### ФРАГМЕНТ ДЛЯ ЧТЕНИЯ
Иван Толстой: Каковы критерии отбора авторов?

Андрей Устинов: Поскольку сборник именной, он издан к юбилею Лазаря Соломоновича Флейшмана, то, соответственно, мы исходили из двух принципов. Первый принцип заключался в том, что это должны быть знакомые Лазаря Соломоновича, а второй принцип заключался в том, чтобы материалы, которые там печатаются, входили в круг его научных интересов. А дальше все как бы варьировалось, потому что мы могли предположить какие-то вещи, мы не могли предположить, просто надеялись именно на то, что авторы, которые испытывают симпатию к Лазарю Соломоновичу, они, что называется, сделают все, как нужно. И, в конце концов, так и получилось. Это все возвращается к тому манифесту, который в свое время написал Александр Александрович Ильин-Томич в предисловии ко второму тому биографического альманаха ''Лица'', что получается так, что авторы и публикаторы собирают свои материалы вместе, потом их берет редактор, и если каких-то не хватает материалов, он звонит нескольким людям знакомым и, в конце концов, получается книга.

Иван Толстой: Давайте перейдем к вашим профессиональным интересам: каков этот круг?

Андрей Устинов: Я всю жизнь занимался историей литературы, в основном, малыми поэтами. ХХ век, конечно же. И на самом деле из моих литературных интересов в сборник попала только публикация текста Бориса Божнева, а остальное это как бы материалы более или менее соответствующие или как-то связанные с Флейшманом. Потому что именно благодаря ему в Стэнфордскую библиотеку попала рукописная книжка Владислава Ходасевича, и нужно было рассказать историю, которая была связана со стихами Ходасевича и с этой книжкой. А так я занимаюсь эмиграцией, а сейчас - литературным краеведением, то есть пытаюсь собрать материалы, так или иначе отражающие Сан-Франциско и Калифорнию в русской литературе, помимо ''Господина из Сан-Франциско'' Бунина.

### ИСХОДНЫЙ МАТЕРИАЛ
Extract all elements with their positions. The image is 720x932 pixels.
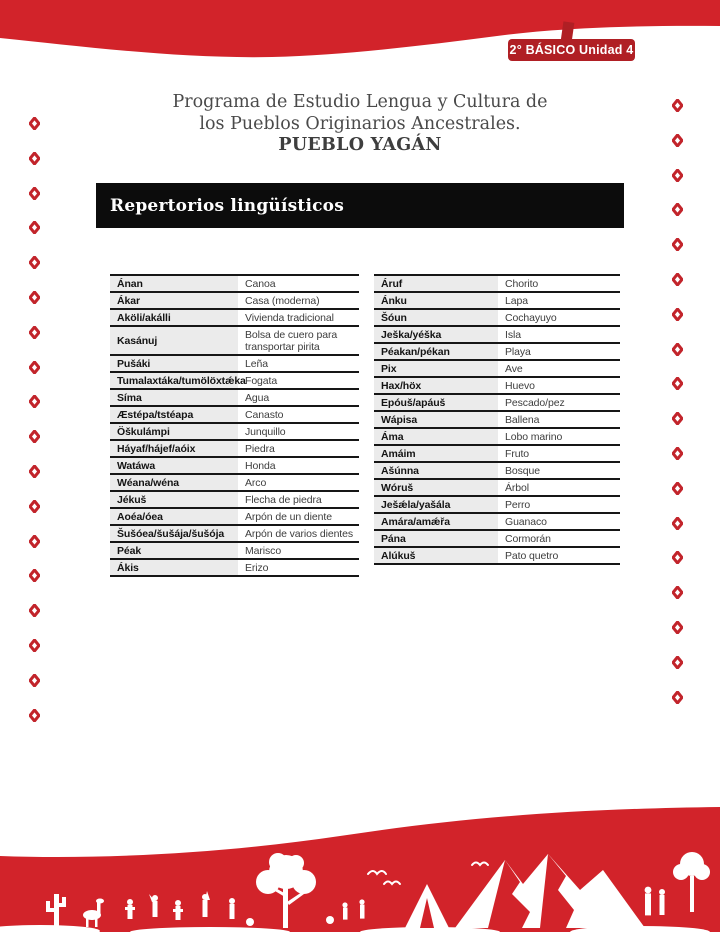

### ЗАДАНИЕ
Перепишите фрагмент для чтения целиком, не меняя в нем ни единого знака.

### ОТВЕТ
Иван Толстой: Каковы критерии отбора авторов?

Андрей Устинов: Поскольку сборник именной, он издан к юбилею Лазаря Соломоновича Флейшмана, то, соответственно, мы исходили из двух принципов. Первый принцип заключался в том, что это должны быть знакомые Лазаря Соломоновича, а второй принцип заключался в том, чтобы материалы, которые там печатаются, входили в круг его научных интересов. А дальше все как бы варьировалось, потому что мы могли предположить какие-то вещи, мы не могли предположить, просто надеялись именно на то, что авторы, которые испытывают симпатию к Лазарю Соломоновичу, они, что называется, сделают все, как нужно. И, в конце концов, так и получилось. Это все возвращается к тому манифесту, который в свое время написал Александр Александрович Ильин-Томич в предисловии ко второму тому биографического альманаха ''Лица'', что получается так, что авторы и публикаторы собирают свои материалы вместе, потом их берет редактор, и если каких-то не хватает материалов, он звонит нескольким людям знакомым и, в конце концов, получается книга.

Иван Толстой: Давайте перейдем к вашим профессиональным интересам: каков этот круг?

Андрей Устинов: Я всю жизнь занимался историей литературы, в основном, малыми поэтами. ХХ век, конечно же. И на самом деле из моих литературных интересов в сборник попала только публикация текста Бориса Божнева, а остальное это как бы материалы более или менее соответствующие или как-то связанные с Флейшманом. Потому что именно благодаря ему в Стэнфордскую библиотеку попала рукописная книжка Владислава Ходасевича, и нужно было рассказать историю, которая была связана со стихами Ходасевича и с этой книжкой. А так я занимаюсь эмиграцией, а сейчас - литературным краеведением, то есть пытаюсь собрать материалы, так или иначе отражающие Сан-Франциско и Калифорнию в русской литературе, помимо ''Господина из Сан-Франциско'' Бунина.